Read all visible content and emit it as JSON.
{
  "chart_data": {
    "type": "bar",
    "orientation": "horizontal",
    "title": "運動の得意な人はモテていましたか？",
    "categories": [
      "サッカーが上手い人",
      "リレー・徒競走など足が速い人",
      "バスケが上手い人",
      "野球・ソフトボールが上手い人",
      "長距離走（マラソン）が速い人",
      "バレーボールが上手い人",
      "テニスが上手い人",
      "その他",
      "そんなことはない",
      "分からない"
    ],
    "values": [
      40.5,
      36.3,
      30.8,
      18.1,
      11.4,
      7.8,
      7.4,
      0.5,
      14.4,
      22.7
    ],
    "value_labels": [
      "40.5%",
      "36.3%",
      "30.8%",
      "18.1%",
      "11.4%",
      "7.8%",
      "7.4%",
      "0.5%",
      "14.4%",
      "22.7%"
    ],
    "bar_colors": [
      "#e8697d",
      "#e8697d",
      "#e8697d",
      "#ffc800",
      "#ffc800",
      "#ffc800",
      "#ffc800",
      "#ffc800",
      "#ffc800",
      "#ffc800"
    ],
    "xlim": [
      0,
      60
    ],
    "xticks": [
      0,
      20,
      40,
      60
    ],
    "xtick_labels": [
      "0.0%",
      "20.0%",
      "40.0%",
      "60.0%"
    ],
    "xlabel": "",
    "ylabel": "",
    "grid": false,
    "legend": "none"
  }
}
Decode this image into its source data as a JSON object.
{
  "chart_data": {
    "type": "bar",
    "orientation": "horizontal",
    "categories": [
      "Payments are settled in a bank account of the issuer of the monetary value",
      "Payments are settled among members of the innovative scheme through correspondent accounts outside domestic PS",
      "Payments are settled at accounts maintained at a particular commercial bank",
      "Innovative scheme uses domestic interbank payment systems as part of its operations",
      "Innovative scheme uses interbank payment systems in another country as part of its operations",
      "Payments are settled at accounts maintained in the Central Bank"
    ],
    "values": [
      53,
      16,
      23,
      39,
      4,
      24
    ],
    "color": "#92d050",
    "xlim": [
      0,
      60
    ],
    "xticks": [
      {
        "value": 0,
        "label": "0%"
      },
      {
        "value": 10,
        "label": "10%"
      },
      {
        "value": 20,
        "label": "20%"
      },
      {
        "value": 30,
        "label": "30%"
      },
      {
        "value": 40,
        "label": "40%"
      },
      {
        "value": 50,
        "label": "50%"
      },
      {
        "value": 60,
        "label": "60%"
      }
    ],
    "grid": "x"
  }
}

□ □ □ □

- _Given exercise_
Transcribe the full listing above without leaving anything out.

- _Output for this exercise_
Read all visible content and emit it as JSON.
{
  "chart_data": {
    "type": "bar",
    "orientation": "horizontal",
    "title": "運動の得意な人はモテていましたか？",
    "categories": [
      "サッカーが上手い人",
      "リレー・徒競走など足が速い人",
      "バスケが上手い人",
      "野球・ソフトボールが上手い人",
      "長距離走（マラソン）が速い人",
      "バレーボールが上手い人",
      "テニスが上手い人",
      "その他",
      "そんなことはない",
      "分からない"
    ],
    "values": [
      40.5,
      36.3,
      30.8,
      18.1,
      11.4,
      7.8,
      7.4,
      0.5,
      14.4,
      22.7
    ],
    "value_labels": [
      "40.5%",
      "36.3%",
      "30.8%",
      "18.1%",
      "11.4%",
      "7.8%",
      "7.4%",
      "0.5%",
      "14.4%",
      "22.7%"
    ],
    "bar_colors": [
      "#e8697d",
      "#e8697d",
      "#e8697d",
      "#ffc800",
      "#ffc800",
      "#ffc800",
      "#ffc800",
      "#ffc800",
      "#ffc800",
      "#ffc800"
    ],
    "xlim": [
      0,
      60
    ],
    "xticks": [
      0,
      20,
      40,
      60
    ],
    "xtick_labels": [
      "0.0%",
      "20.0%",
      "40.0%",
      "60.0%"
    ],
    "xlabel": "",
    "ylabel": "",
    "grid": false,
    "legend": "none"
  }
}
Decode this image into its source data as a JSON object.
{
  "chart_data": {
    "type": "bar",
    "orientation": "horizontal",
    "categories": [
      "Payments are settled in a bank account of the issuer of the monetary value",
      "Payments are settled among members of the innovative scheme through correspondent accounts outside domestic PS",
      "Payments are settled at accounts maintained at a particular commercial bank",
      "Innovative scheme uses domestic interbank payment systems as part of its operations",
      "Innovative scheme uses interbank payment systems in another country as part of its operations",
      "Payments are settled at accounts maintained in the Central Bank"
    ],
    "values": [
      53,
      16,
      23,
      39,
      4,
      24
    ],
    "color": "#92d050",
    "xlim": [
      0,
      60
    ],
    "xticks": [
      {
        "value": 0,
        "label": "0%"
      },
      {
        "value": 10,
        "label": "10%"
      },
      {
        "value": 20,
        "label": "20%"
      },
      {
        "value": 30,
        "label": "30%"
      },
      {
        "value": 40,
        "label": "40%"
      },
      {
        "value": 50,
        "label": "50%"
      },
      {
        "value": 60,
        "label": "60%"
      }
    ],
    "grid": "x"
  }
}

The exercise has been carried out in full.